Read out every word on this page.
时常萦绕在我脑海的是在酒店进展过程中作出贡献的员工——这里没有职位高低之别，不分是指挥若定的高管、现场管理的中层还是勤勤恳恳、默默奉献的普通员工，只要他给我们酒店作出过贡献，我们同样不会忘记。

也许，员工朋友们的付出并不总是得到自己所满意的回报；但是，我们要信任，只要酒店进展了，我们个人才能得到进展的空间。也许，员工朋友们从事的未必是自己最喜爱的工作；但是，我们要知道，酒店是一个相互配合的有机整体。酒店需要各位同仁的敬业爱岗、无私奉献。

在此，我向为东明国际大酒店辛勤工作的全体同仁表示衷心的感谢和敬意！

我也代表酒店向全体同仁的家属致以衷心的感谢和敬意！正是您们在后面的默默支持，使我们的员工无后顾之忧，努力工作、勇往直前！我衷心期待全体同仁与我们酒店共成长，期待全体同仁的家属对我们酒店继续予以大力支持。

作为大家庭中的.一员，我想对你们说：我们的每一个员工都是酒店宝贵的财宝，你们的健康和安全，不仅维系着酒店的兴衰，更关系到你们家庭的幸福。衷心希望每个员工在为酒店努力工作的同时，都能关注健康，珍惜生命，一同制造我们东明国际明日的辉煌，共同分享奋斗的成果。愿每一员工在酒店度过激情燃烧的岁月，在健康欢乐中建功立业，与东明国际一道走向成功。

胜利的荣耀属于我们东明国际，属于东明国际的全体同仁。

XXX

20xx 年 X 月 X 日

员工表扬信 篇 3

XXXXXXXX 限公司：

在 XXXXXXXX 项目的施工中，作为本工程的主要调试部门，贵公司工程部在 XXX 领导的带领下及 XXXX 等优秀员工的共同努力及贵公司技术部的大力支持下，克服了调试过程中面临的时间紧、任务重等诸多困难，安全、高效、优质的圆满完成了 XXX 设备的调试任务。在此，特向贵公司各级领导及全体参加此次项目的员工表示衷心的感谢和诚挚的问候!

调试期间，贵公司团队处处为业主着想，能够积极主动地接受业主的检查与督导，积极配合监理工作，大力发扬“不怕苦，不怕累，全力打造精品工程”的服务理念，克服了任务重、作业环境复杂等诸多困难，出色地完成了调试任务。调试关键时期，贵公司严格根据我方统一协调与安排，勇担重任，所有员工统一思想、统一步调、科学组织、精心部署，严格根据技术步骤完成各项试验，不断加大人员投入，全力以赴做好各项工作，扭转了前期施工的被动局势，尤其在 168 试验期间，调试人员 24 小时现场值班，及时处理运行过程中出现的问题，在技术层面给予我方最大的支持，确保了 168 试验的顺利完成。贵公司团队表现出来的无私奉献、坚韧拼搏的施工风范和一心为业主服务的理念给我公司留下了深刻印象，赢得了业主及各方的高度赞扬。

* * *

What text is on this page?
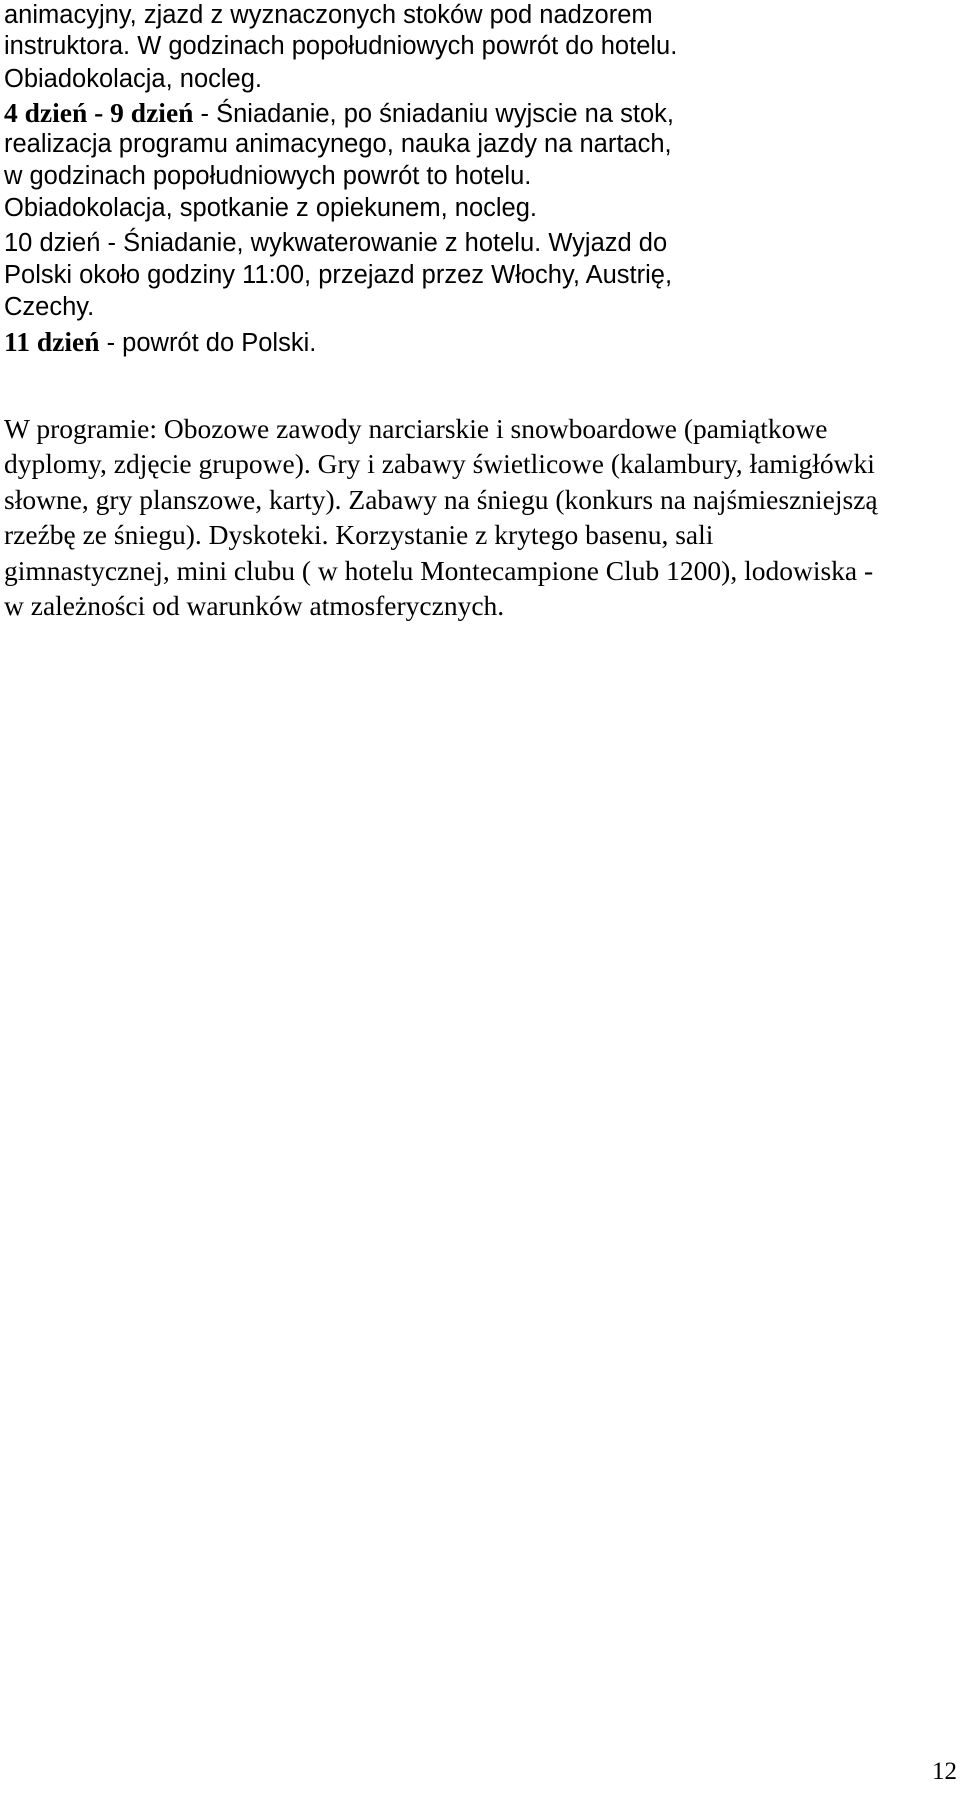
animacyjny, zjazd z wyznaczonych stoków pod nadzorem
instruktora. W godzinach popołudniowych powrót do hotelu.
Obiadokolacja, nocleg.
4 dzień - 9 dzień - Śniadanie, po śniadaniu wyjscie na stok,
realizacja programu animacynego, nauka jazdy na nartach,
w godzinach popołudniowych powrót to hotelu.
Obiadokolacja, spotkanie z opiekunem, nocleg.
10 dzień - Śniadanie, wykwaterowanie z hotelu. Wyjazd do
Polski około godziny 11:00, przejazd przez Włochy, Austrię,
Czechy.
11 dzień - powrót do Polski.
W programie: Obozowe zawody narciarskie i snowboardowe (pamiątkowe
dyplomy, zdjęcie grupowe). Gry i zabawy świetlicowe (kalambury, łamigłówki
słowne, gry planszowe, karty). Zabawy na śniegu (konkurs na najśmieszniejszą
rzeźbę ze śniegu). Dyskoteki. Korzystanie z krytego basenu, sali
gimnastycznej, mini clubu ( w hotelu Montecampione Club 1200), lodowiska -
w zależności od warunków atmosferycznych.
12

==

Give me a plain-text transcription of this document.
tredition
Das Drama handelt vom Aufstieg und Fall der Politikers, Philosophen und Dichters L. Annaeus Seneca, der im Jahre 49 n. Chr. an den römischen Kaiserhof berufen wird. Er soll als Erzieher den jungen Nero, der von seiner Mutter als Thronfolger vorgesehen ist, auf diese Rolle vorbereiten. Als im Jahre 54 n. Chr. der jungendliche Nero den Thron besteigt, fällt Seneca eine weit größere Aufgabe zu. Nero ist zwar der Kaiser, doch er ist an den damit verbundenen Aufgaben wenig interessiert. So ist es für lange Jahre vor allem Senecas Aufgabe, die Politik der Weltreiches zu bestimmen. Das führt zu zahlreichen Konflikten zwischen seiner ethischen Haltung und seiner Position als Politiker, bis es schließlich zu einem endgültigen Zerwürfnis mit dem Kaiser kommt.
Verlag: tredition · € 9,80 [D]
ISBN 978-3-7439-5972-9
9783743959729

WHAT IS REQUIRED: What is the number of lines in the data above that include the word "Obiadokolacja"? Answer with that number only.

RESULT FOR THIS EXERCISE: 2